男組についてー2
漫画は大変な力を持っている。
荒唐無稽な設定で、あり得ない筋書きで、あり得ないアクションで話を展開して行きながら、書く側は読者へのメッセージを伝えることが出来るのだ。
それも、普通に文章などで伝えるより、はるかに強力に読者の心に訴えかける事が出来る。
それは画で刺激を与えて最初に感性に訴えかけるからだろう。
画で感性が高ぶっている状態では、生なメッセージも抵抗なく受け入れられてしまう。
さて、横山茂彦氏が
「男組の時代 番長たちが元気だった季節」名月堂書店刊
で取り上げてくださった、「男組」の論点について、話したい。
前にも記したが、私と横山茂彦氏の一致した論点は、「権力に対する闘い・抵抗」だ。
「男組」では流全次郎と神竜剛次との闘いが前面に出ているが、実は、その背後に「影の総理」という存在がある。
「影の総理」とはその名の通り、総理大臣の背後にいる存在で、総理大臣を動かしているものである。
実際に日本を動かしている権力・暴力装置のことである。
例えば現在、安倍晋三首相は一応首相として権力者であるように見えるが、実際はそうではない。
現実問題として、日本を動かしている権力とは、アメリカとアメリカに屈従することで利益を得ている政界、財界、官僚、言論機関、学者たち、なのだが、それを抽象的に一人の人間にしたのが、「影の総理」なのだ。
「男組」は「少年サンデー」という週刊少年漫画雑誌に掲載される漫画だから、基本的に娯楽作品である。面白いことが第一だ。
面白くないと読者は読んでくれない。読んでもらえなければ、幾ら自分の言いたいことを伝えたいと思っても、不可能だ。
私は子供の頃から漫画が大好きだったから、漫画の面白さとはどういうものかよく分かっていた。
だから、「男組」を書くときにも、かつて自分が夢中になった漫画のように書こうと思った。そうすれば読者もついて来てくれる。読者がついて来てくれれば、自分の言いたいメッセージをこめることが出来る。
池上遼一さんにも言ったことだが、「堀江卓風に行こう」と考えていた。
「堀江卓」というマンガ家は、1950代半ば過ぎから「矢車剣之助」などで人気を博した漫画家で、実に荒唐無稽で面白い漫画を書く作家だった。「矢車剣之助」の中では、「無限の弾数をもつ拳銃」や「戦車のように動く城」などという途方もない場面が出て来る。

提供資料 →
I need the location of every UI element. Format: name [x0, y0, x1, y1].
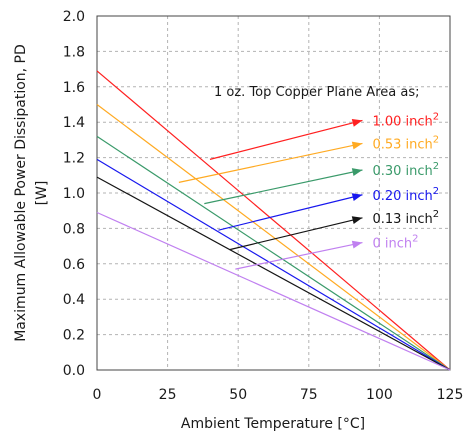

---

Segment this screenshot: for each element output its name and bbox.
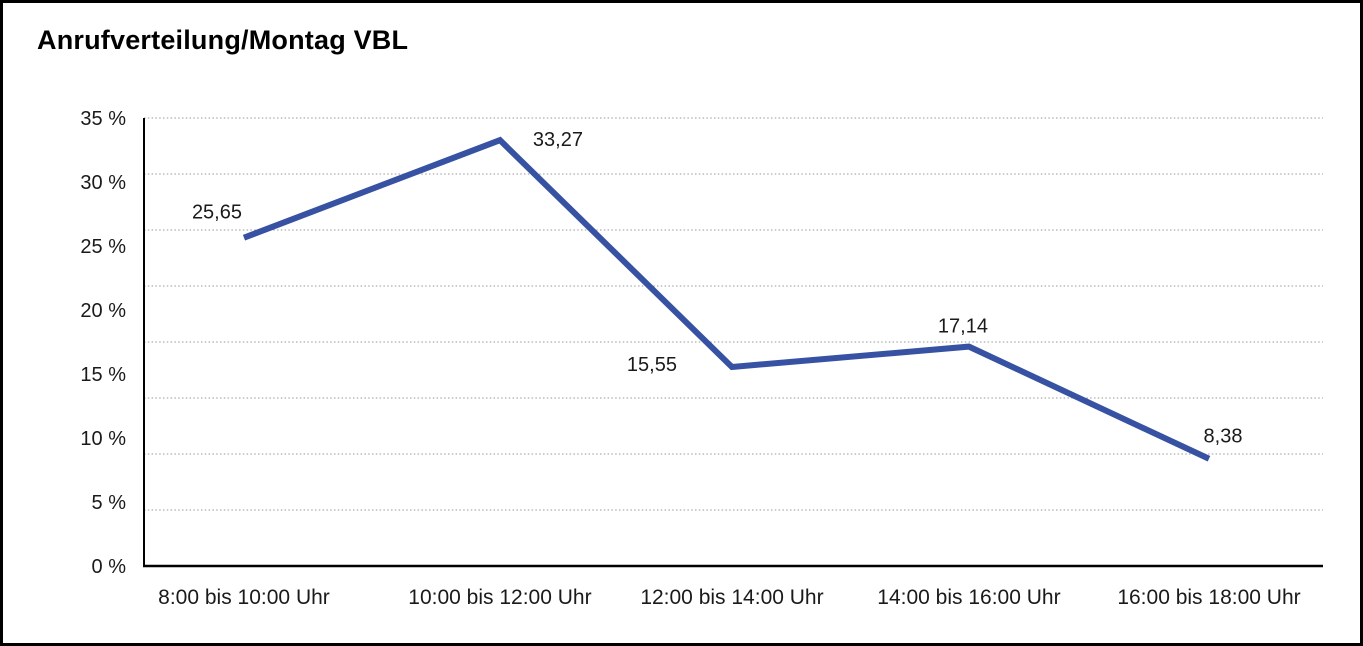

作業指示 → 読解文の「荒唐無稽な設定で、あり得ない」から「実際に日本を動かしている権力・暴力装置のことである。」までを、両端の語句も含めて一字も変えずに書き写してください。

完成解答 →
荒唐無稽な設定で、あり得ない筋書きで、あり得ないアクションで話を展開して行きながら、書く側は読者へのメッセージを伝えることが出来るのだ。
それも、普通に文章などで伝えるより、はるかに強力に読者の心に訴えかける事が出来る。
それは画で刺激を与えて最初に感性に訴えかけるからだろう。
画で感性が高ぶっている状態では、生なメッセージも抵抗なく受け入れられてしまう。
さて、横山茂彦氏が
「男組の時代 番長たちが元気だった季節」名月堂書店刊
で取り上げてくださった、「男組」の論点について、話したい。
前にも記したが、私と横山茂彦氏の一致した論点は、「権力に対する闘い・抵抗」だ。
「男組」では流全次郎と神竜剛次との闘いが前面に出ているが、実は、その背後に「影の総理」という存在がある。
「影の総理」とはその名の通り、総理大臣の背後にいる存在で、総理大臣を動かしているものである。
実際に日本を動かしている権力・暴力装置のことである。